[To do]
Every line containing the word "this" needs to be found and copied.

[START Stored records]

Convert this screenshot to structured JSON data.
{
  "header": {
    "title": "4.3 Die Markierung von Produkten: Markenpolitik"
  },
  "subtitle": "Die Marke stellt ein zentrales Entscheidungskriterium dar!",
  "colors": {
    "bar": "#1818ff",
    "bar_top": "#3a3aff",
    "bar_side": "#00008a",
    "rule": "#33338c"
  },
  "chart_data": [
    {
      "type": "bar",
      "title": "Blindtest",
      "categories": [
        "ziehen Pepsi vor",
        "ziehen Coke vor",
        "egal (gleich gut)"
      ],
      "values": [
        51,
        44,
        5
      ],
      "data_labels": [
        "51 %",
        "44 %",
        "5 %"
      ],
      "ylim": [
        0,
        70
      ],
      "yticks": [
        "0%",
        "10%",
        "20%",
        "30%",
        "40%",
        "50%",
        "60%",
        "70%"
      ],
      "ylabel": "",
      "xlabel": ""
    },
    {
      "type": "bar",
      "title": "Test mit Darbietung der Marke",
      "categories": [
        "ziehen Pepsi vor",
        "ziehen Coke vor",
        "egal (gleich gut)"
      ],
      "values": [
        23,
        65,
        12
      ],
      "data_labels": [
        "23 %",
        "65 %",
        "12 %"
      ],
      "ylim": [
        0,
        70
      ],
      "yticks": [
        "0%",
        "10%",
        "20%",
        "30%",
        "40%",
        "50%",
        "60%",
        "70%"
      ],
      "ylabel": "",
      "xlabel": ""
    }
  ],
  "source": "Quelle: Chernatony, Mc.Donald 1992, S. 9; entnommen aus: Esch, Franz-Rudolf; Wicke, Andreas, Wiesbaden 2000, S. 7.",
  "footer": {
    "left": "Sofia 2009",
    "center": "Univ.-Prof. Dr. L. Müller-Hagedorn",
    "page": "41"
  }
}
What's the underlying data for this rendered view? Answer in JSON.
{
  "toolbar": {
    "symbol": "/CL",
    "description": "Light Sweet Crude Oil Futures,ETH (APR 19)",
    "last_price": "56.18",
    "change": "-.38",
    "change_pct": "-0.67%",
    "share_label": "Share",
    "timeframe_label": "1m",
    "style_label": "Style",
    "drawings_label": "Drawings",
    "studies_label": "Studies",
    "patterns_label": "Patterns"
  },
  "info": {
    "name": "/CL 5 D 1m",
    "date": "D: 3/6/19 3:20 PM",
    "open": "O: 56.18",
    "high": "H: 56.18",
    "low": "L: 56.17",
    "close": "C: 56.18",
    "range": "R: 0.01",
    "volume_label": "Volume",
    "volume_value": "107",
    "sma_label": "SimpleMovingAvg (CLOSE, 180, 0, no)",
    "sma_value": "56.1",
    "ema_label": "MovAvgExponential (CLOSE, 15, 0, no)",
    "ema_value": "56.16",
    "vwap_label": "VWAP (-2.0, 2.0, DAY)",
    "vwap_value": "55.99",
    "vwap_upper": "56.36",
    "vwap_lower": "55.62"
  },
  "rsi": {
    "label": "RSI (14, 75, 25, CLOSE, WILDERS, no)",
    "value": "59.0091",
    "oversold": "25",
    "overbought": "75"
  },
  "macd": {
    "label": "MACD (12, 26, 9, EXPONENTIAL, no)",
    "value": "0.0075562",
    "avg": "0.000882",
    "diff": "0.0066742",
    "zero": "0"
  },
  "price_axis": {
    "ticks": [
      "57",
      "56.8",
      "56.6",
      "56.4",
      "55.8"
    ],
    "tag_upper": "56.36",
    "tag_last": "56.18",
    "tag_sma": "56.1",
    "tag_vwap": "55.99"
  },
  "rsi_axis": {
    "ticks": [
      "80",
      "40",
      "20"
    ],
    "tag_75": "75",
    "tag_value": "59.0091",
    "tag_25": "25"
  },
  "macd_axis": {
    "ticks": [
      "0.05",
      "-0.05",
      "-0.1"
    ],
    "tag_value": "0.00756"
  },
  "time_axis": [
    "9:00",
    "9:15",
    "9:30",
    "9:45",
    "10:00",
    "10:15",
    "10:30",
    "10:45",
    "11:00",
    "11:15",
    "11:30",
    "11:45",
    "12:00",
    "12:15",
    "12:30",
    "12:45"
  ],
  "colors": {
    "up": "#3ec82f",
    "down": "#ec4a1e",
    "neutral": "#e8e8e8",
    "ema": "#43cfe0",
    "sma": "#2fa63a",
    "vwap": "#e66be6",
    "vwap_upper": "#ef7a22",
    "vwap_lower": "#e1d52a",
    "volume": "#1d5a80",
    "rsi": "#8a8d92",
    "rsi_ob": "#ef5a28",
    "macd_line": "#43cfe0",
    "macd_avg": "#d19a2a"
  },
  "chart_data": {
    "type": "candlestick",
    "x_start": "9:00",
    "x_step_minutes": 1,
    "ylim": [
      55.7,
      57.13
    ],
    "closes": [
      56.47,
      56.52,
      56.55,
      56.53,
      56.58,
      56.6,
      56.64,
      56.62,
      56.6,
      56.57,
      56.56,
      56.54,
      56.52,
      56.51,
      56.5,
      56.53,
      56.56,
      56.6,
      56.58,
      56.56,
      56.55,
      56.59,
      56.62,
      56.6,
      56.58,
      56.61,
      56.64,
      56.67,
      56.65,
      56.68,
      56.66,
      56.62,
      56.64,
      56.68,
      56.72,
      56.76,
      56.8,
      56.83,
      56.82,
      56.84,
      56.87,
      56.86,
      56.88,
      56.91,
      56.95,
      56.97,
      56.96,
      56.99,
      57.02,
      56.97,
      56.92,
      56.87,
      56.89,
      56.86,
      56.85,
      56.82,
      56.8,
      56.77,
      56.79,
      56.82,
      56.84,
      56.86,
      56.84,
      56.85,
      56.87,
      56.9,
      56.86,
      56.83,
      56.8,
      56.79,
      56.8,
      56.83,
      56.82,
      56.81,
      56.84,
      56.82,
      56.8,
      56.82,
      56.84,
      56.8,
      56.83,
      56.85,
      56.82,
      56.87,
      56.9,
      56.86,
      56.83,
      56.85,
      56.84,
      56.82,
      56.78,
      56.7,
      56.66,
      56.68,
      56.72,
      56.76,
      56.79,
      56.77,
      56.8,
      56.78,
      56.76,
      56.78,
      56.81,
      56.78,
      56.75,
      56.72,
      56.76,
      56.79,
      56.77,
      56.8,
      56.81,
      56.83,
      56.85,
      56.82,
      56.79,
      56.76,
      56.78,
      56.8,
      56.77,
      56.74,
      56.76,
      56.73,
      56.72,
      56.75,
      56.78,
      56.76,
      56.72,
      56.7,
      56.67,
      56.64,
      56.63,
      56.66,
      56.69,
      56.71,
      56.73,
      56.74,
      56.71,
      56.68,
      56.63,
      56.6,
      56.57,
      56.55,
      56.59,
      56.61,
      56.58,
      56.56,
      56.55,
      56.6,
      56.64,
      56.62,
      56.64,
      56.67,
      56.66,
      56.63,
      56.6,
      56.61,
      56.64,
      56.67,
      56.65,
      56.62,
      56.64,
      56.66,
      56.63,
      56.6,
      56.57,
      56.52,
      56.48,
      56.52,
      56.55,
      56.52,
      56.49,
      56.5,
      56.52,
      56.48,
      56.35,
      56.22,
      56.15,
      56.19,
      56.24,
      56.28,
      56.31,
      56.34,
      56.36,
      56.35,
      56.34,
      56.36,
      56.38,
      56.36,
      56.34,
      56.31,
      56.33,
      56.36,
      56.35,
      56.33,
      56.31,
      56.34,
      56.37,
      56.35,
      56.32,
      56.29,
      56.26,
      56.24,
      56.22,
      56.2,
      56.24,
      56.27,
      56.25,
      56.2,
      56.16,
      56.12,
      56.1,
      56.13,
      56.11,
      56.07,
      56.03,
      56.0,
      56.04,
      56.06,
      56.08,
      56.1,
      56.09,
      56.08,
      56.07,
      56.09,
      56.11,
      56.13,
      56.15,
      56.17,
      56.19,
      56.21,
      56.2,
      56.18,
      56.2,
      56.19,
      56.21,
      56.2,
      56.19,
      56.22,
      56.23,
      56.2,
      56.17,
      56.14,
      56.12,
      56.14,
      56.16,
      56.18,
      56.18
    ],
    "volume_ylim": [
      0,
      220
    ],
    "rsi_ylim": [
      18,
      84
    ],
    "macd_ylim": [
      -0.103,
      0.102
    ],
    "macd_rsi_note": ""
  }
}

[END Stored records]

[Exercise result]
Convert this screenshot to structured JSON data.
What's the underlying data for this rendered view? Answer in JSON.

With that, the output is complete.